→ STATED PROBLEM
Copy out the listing that follows exactly, dropping every picture.

→ ITEMS
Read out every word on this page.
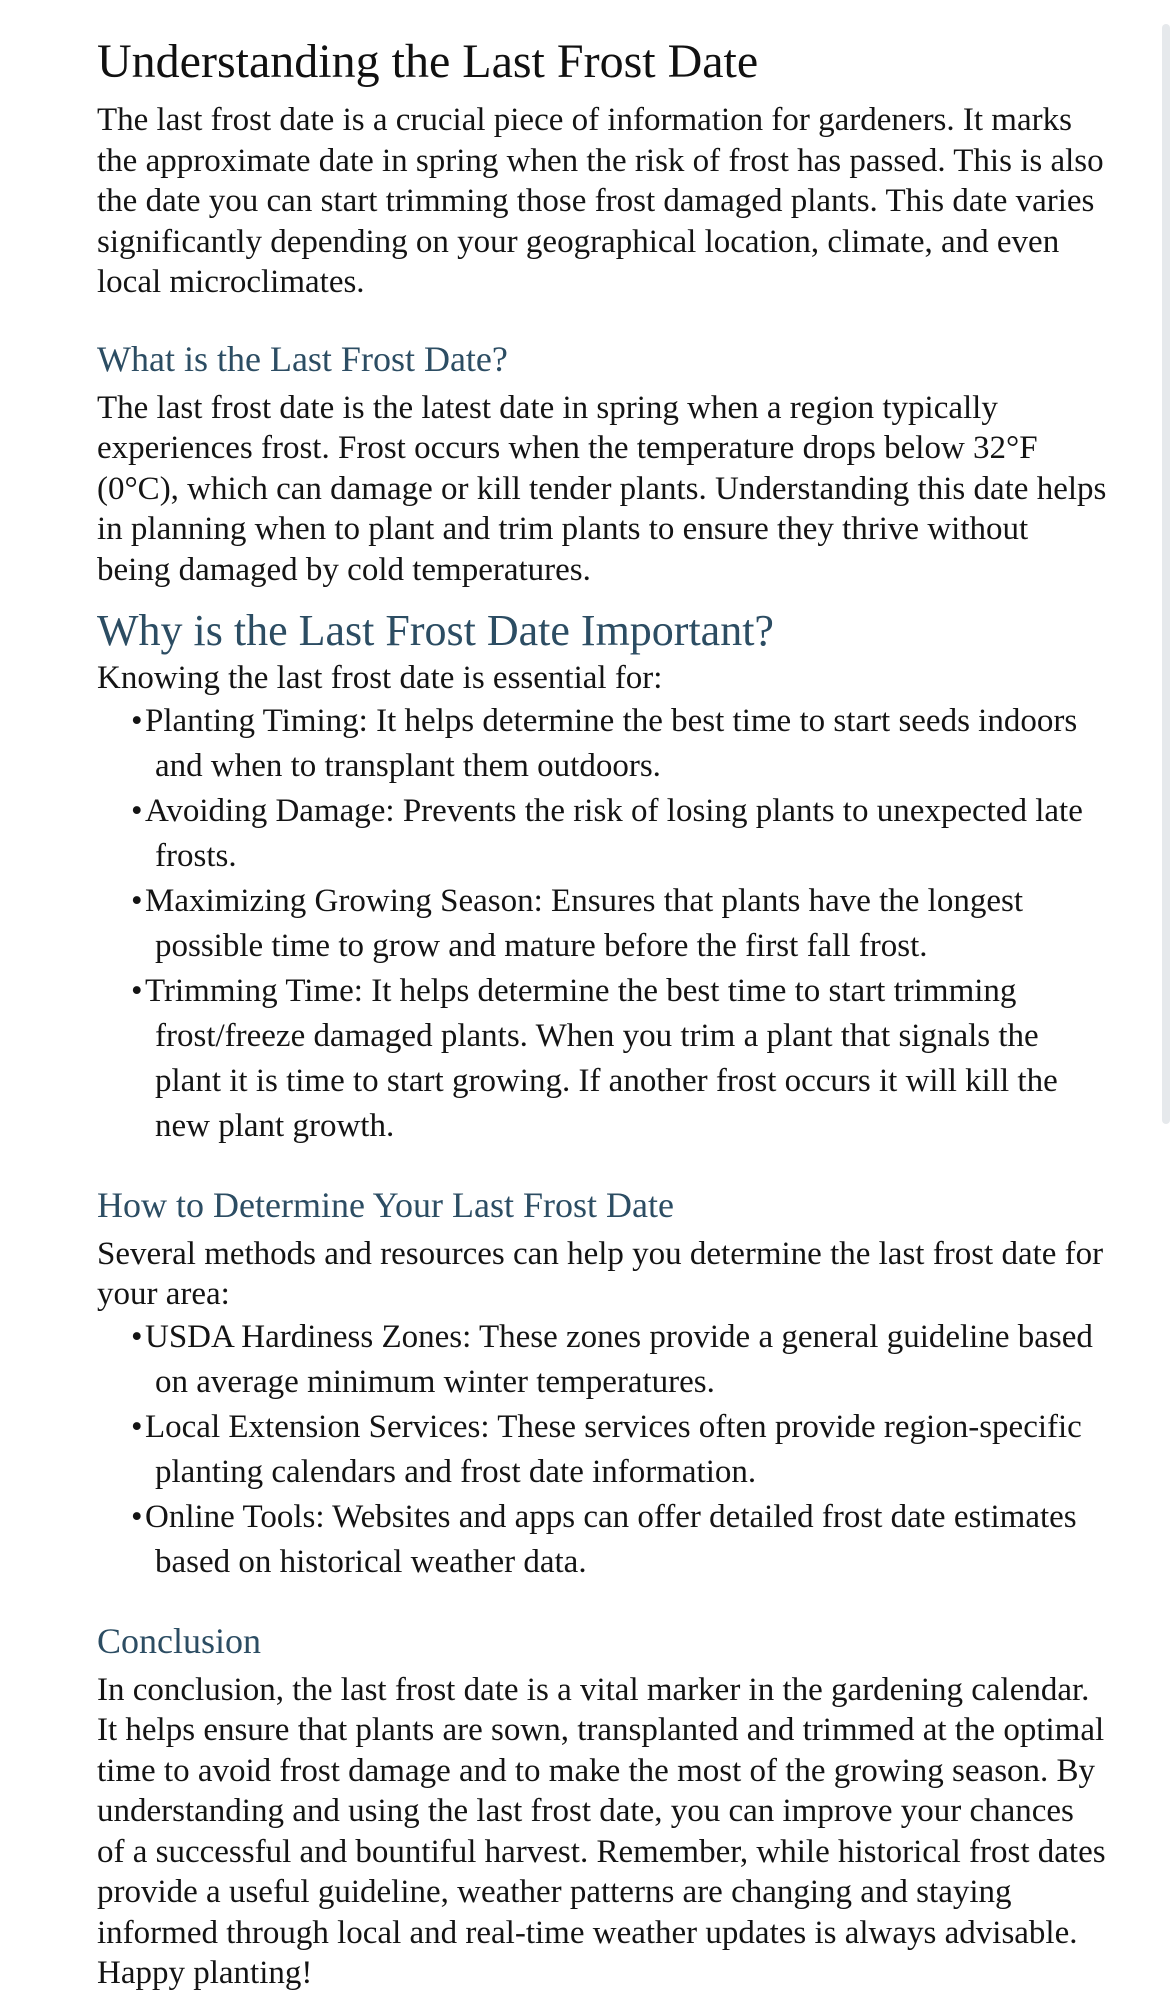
Understanding the Last Frost Date

The last frost date is a crucial piece of information for gardeners. It marks the approximate date in spring when the risk of frost has passed. This is also the date you can start trimming those frost damaged plants. This date varies significantly depending on your geographical location, climate, and even local microclimates.

What is the Last Frost Date?

The last frost date is the latest date in spring when a region typically experiences frost. Frost occurs when the temperature drops below 32°F (0°C), which can damage or kill tender plants. Understanding this date helps in planning when to plant and trim plants to ensure they thrive without being damaged by cold temperatures.

Why is the Last Frost Date Important?

Knowing the last frost date is essential for:

• Planting Timing: It helps determine the best time to start seeds indoors and when to transplant them outdoors.
• Avoiding Damage: Prevents the risk of losing plants to unexpected late frosts.
• Maximizing Growing Season: Ensures that plants have the longest possible time to grow and mature before the first fall frost.
• Trimming Time: It helps determine the best time to start trimming frost/freeze damaged plants. When you trim a plant that signals the plant it is time to start growing. If another frost occurs it will kill the new plant growth.
How to Determine Your Last Frost Date

Several methods and resources can help you determine the last frost date for your area:

• USDA Hardiness Zones: These zones provide a general guideline based on average minimum winter temperatures.
• Local Extension Services: These services often provide region-specific planting calendars and frost date information.
• Online Tools: Websites and apps can offer detailed frost date estimates based on historical weather data.
Conclusion

In conclusion, the last frost date is a vital marker in the gardening calendar. It helps ensure that plants are sown, transplanted and trimmed at the optimal time to avoid frost damage and to make the most of the growing season. By understanding and using the last frost date, you can improve your chances of a successful and bountiful harvest. Remember, while historical frost dates provide a useful guideline, weather patterns are changing and staying informed through local and real-time weather updates is always advisable. Happy planting!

→ IN RESPONSE
Read out every word on this page.
Understanding the Last Frost Date

The last frost date is a crucial piece of information for gardeners. It marks the approximate date in spring when the risk of frost has passed. This is also the date you can start trimming those frost damaged plants. This date varies significantly depending on your geographical location, climate, and even local microclimates.

What is the Last Frost Date?

The last frost date is the latest date in spring when a region typically experiences frost. Frost occurs when the temperature drops below 32°F (0°C), which can damage or kill tender plants. Understanding this date helps in planning when to plant and trim plants to ensure they thrive without being damaged by cold temperatures.

Why is the Last Frost Date Important?

Knowing the last frost date is essential for:

• Planting Timing: It helps determine the best time to start seeds indoors and when to transplant them outdoors.
• Avoiding Damage: Prevents the risk of losing plants to unexpected late frosts.
• Maximizing Growing Season: Ensures that plants have the longest possible time to grow and mature before the first fall frost.
• Trimming Time: It helps determine the best time to start trimming frost/freeze damaged plants. When you trim a plant that signals the plant it is time to start growing. If another frost occurs it will kill the new plant growth.
How to Determine Your Last Frost Date

Several methods and resources can help you determine the last frost date for your area:

• USDA Hardiness Zones: These zones provide a general guideline based on average minimum winter temperatures.
• Local Extension Services: These services often provide region-specific planting calendars and frost date information.
• Online Tools: Websites and apps can offer detailed frost date estimates based on historical weather data.
Conclusion

In conclusion, the last frost date is a vital marker in the gardening calendar. It helps ensure that plants are sown, transplanted and trimmed at the optimal time to avoid frost damage and to make the most of the growing season. By understanding and using the last frost date, you can improve your chances of a successful and bountiful harvest. Remember, while historical frost dates provide a useful guideline, weather patterns are changing and staying informed through local and real-time weather updates is always advisable. Happy planting!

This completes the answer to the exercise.